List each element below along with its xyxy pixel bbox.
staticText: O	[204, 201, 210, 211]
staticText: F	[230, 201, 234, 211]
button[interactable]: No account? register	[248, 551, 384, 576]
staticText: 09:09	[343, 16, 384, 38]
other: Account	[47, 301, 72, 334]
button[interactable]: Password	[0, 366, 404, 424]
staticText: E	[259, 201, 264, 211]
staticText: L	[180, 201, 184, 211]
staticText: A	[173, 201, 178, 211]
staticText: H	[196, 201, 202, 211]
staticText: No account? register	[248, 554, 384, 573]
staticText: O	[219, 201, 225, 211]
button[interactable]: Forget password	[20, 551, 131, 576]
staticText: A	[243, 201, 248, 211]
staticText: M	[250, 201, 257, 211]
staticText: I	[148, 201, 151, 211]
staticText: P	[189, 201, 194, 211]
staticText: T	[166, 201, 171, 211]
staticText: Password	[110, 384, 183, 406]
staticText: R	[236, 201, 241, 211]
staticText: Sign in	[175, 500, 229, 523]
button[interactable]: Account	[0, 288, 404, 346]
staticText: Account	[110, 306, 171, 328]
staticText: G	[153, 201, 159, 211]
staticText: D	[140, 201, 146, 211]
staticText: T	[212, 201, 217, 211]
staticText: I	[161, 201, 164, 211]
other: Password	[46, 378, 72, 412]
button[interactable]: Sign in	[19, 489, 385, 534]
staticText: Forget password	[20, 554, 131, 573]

WHAT NEEDS TO BE DONE |
Convert every line of the material above into a JSON list of strings, with one string per line and blank lines left out.

ANSWER TO THE TASK |
[
  "List each element below along with its xyxy pixel bbox.",
  "staticText: O\t[204, 201, 210, 211]",
  "staticText: F\t[230, 201, 234, 211]",
  "button[interactable]: No account? register\t[248, 551, 384, 576]",
  "staticText: 09:09\t[343, 16, 384, 38]",
  "other: Account\t[47, 301, 72, 334]",
  "button[interactable]: Password\t[0, 366, 404, 424]",
  "staticText: E\t[259, 201, 264, 211]",
  "staticText: L\t[180, 201, 184, 211]",
  "staticText: A\t[173, 201, 178, 211]",
  "staticText: H\t[196, 201, 202, 211]",
  "staticText: No account? register\t[248, 554, 384, 573]",
  "staticText: O\t[219, 201, 225, 211]",
  "button[interactable]: Forget password\t[20, 551, 131, 576]",
  "staticText: A\t[243, 201, 248, 211]",
  "staticText: M\t[250, 201, 257, 211]",
  "staticText: I\t[148, 201, 151, 211]",
  "staticText: P\t[189, 201, 194, 211]",
  "staticText: T\t[166, 201, 171, 211]",
  "staticText: Password\t[110, 384, 183, 406]",
  "staticText: R\t[236, 201, 241, 211]",
  "staticText: Sign in\t[175, 500, 229, 523]",
  "button[interactable]: Account\t[0, 288, 404, 346]",
  "staticText: Account\t[110, 306, 171, 328]",
  "staticText: G\t[153, 201, 159, 211]",
  "staticText: D\t[140, 201, 146, 211]",
  "staticText: T\t[212, 201, 217, 211]",
  "staticText: I\t[161, 201, 164, 211]",
  "other: Password\t[46, 378, 72, 412]",
  "button[interactable]: Sign in\t[19, 489, 385, 534]",
  "staticText: Forget password\t[20, 554, 131, 573]"
]